━━━━━ DONNÉES DE L'EXERCICE

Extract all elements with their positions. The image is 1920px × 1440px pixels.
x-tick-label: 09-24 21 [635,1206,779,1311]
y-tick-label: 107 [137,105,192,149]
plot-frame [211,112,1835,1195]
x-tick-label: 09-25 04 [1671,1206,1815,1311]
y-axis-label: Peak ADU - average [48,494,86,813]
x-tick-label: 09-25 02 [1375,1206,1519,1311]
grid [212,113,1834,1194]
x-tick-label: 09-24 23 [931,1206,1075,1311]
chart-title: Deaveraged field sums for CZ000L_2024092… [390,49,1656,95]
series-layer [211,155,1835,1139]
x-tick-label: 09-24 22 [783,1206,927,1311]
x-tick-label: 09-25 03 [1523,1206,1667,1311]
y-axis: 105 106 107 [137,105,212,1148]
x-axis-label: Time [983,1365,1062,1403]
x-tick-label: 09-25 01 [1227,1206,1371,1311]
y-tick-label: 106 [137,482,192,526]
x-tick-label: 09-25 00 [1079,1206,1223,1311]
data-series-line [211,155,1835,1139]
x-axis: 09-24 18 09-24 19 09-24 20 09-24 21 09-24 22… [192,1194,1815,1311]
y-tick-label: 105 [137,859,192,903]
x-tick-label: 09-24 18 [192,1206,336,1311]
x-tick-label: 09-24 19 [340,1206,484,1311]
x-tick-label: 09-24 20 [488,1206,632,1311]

━━━━━━━━━━

■ **CONSIGNES ET EXIGENCES**
Recopiez sans rien changer les lignes des entrées, depuis la toute première jusqu'à celle qui contient « x-tick-label: 09-25 03 [1523,1206,1667,1311] », celle-ci comprise.

■ **RÉSULTAT ATTENDU**
Extract all elements with their positions. The image is 1920px × 1440px pixels.
x-tick-label: 09-24 21 [635,1206,779,1311]
y-tick-label: 107 [137,105,192,149]
plot-frame [211,112,1835,1195]
x-tick-label: 09-25 04 [1671,1206,1815,1311]
y-axis-label: Peak ADU - average [48,494,86,813]
x-tick-label: 09-25 02 [1375,1206,1519,1311]
grid [212,113,1834,1194]
x-tick-label: 09-24 23 [931,1206,1075,1311]
chart-title: Deaveraged field sums for CZ000L_2024092… [390,49,1656,95]
series-layer [211,155,1835,1139]
x-tick-label: 09-24 22 [783,1206,927,1311]
x-tick-label: 09-25 03 [1523,1206,1667,1311]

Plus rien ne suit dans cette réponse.